▼▼▼

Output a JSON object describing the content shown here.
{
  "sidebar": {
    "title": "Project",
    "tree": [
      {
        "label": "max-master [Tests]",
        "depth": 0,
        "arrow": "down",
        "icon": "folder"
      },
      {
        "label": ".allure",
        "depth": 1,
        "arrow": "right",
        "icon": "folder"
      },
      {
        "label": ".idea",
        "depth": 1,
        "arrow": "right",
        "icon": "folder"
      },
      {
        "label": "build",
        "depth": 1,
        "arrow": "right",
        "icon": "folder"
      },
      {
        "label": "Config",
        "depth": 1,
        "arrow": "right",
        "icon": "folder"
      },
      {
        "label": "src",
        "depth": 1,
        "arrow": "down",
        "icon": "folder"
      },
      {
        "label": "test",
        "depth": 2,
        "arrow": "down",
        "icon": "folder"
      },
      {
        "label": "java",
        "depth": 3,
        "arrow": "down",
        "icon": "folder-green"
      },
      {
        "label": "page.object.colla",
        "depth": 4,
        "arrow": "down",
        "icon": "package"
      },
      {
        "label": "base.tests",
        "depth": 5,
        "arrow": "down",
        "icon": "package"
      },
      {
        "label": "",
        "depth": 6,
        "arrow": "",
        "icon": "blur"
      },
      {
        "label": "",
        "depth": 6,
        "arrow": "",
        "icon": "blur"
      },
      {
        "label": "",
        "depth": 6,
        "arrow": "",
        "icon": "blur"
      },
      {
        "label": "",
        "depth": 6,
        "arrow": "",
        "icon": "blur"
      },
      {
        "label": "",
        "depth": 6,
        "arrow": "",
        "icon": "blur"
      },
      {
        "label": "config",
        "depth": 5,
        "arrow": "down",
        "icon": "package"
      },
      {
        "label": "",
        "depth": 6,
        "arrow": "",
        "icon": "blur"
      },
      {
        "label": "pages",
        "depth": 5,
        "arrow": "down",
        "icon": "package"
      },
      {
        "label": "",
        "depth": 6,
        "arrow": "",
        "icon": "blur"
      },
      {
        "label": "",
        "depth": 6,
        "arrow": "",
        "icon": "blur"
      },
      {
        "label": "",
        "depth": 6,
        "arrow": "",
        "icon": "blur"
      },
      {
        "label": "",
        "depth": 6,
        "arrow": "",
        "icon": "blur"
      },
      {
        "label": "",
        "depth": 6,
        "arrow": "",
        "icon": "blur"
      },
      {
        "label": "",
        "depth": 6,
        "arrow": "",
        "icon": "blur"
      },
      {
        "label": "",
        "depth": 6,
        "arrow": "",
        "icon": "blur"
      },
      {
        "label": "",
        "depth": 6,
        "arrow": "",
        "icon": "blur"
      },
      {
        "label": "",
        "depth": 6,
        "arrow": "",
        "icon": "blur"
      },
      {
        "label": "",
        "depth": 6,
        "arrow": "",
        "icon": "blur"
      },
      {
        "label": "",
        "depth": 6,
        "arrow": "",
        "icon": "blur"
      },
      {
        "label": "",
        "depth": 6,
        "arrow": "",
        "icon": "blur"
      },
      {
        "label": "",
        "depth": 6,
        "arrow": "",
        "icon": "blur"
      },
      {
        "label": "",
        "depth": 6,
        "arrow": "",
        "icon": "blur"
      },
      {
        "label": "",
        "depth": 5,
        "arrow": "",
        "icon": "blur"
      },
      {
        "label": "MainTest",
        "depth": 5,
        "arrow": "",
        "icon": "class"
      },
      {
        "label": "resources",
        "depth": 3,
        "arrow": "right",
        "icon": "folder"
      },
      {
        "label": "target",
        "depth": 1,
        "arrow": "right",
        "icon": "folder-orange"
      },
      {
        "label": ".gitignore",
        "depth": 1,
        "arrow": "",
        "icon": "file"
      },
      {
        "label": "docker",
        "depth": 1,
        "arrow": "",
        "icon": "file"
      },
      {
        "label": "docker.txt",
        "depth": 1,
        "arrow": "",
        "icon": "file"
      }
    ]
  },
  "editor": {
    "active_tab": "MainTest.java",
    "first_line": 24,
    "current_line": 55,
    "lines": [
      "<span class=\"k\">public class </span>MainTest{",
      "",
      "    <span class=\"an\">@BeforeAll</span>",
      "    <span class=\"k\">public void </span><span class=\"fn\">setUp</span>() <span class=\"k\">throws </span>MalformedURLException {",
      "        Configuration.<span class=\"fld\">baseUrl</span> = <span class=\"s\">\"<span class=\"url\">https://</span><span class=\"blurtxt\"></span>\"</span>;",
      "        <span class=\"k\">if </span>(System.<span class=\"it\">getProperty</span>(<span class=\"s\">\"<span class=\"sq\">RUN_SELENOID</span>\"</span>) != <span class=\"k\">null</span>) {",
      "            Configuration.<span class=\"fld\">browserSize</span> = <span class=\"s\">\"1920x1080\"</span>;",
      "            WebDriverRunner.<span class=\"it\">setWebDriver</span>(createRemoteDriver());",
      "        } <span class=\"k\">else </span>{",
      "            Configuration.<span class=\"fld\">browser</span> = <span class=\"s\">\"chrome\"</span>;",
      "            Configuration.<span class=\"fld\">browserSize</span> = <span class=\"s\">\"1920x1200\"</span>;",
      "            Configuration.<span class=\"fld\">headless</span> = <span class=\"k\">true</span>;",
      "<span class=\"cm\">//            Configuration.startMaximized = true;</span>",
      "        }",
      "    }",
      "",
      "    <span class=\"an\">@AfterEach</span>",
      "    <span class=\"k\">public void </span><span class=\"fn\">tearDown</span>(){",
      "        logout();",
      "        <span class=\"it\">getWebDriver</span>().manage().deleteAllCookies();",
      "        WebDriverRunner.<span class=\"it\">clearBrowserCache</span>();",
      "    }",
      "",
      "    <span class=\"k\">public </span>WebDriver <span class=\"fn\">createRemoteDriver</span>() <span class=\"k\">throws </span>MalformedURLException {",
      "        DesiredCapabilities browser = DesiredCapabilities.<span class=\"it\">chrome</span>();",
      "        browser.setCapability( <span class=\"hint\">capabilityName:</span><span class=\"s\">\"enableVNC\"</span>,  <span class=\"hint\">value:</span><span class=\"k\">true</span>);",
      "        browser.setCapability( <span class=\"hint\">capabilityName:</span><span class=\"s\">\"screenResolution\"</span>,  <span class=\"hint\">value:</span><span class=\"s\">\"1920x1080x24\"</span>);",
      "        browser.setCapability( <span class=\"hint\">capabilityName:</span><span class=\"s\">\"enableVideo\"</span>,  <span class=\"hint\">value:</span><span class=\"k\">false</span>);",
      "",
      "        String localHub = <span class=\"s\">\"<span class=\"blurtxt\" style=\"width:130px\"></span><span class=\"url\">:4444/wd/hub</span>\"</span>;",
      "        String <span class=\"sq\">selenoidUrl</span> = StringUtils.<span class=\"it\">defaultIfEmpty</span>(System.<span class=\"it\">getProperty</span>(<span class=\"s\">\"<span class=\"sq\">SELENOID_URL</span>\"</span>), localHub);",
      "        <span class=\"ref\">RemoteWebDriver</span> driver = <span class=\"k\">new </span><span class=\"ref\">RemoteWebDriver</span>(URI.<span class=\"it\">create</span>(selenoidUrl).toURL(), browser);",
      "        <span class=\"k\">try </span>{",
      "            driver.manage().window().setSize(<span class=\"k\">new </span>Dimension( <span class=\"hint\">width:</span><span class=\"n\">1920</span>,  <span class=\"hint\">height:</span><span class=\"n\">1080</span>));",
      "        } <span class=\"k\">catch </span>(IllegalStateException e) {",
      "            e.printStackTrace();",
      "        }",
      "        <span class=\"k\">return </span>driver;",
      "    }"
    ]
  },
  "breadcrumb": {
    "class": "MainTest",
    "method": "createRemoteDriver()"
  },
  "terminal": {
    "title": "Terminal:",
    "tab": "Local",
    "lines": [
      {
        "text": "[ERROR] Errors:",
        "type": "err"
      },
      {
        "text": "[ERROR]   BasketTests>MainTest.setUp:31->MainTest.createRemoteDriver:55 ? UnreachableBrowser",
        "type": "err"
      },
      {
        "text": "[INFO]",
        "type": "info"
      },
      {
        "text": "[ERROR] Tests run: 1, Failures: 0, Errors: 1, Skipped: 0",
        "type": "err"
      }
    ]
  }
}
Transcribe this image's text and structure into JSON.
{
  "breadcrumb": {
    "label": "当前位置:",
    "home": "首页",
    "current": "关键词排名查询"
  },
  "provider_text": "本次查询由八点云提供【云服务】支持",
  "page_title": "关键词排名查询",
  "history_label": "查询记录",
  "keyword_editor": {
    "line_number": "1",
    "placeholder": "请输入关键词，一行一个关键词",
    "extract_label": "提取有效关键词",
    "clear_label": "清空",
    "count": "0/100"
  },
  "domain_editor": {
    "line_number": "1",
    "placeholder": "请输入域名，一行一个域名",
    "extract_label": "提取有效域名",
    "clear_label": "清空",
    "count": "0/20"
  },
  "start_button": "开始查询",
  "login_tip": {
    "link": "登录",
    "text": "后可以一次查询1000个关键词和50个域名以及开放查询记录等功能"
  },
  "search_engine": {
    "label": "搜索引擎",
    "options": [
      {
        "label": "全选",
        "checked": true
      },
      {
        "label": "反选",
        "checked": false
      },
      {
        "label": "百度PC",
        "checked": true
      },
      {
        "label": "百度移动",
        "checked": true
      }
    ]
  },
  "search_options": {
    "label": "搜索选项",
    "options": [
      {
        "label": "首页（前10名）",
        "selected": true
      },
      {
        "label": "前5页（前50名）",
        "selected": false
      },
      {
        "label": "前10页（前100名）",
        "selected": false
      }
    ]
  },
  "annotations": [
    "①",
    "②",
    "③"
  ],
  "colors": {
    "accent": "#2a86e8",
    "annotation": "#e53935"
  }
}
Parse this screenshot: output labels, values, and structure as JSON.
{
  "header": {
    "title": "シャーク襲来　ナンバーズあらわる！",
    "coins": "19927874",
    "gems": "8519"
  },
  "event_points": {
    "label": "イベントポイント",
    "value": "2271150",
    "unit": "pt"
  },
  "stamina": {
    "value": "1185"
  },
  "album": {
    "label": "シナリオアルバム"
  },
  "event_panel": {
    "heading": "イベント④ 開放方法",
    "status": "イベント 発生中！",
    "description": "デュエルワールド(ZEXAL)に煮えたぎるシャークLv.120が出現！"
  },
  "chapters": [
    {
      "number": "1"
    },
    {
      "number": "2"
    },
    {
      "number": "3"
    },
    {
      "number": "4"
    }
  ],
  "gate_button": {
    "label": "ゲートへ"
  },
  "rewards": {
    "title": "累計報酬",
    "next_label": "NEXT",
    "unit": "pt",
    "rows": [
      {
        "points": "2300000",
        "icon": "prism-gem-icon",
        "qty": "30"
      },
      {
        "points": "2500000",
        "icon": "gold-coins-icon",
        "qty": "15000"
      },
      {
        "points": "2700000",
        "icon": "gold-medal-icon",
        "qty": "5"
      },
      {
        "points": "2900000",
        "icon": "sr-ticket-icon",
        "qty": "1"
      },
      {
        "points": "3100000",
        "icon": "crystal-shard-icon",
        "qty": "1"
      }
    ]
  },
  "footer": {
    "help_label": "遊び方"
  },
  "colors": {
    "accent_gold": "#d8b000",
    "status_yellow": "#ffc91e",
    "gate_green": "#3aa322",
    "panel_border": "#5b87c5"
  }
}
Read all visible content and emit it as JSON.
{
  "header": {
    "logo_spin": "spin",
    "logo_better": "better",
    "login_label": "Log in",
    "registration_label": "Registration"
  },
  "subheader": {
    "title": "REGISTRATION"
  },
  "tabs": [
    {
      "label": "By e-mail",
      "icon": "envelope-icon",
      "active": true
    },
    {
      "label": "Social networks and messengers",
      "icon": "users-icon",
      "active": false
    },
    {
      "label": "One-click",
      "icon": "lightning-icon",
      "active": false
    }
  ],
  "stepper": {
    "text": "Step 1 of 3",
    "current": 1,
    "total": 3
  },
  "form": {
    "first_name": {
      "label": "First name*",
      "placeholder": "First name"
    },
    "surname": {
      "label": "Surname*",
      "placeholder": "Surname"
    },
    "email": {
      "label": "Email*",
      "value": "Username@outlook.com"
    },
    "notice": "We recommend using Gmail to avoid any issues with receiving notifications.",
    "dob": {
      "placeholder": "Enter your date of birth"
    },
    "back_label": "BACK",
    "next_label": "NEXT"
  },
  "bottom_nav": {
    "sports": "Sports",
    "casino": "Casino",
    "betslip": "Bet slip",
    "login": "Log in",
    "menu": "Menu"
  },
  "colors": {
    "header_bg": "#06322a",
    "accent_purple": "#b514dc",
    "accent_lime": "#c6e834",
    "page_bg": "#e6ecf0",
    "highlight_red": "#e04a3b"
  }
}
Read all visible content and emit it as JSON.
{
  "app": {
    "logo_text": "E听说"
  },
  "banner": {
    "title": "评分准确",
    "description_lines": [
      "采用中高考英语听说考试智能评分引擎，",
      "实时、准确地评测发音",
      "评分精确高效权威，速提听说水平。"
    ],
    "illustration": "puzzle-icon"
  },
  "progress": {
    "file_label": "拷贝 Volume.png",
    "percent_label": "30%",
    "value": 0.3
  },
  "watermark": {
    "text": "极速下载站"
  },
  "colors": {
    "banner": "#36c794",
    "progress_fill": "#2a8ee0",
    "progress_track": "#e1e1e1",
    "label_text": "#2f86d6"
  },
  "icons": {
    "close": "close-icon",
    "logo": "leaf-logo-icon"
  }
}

▲▲▲

Lines that include the word "WebDriverRunner" are to be extracted from the data above.

• ANSWER TO THIS PROBLEM:
      "            WebDriverRunner.<span class=\"it\">setWebDriver</span>(createRemoteDriver());",
      "        WebDriverRunner.<span class=\"it\">clearBrowserCache</span>();",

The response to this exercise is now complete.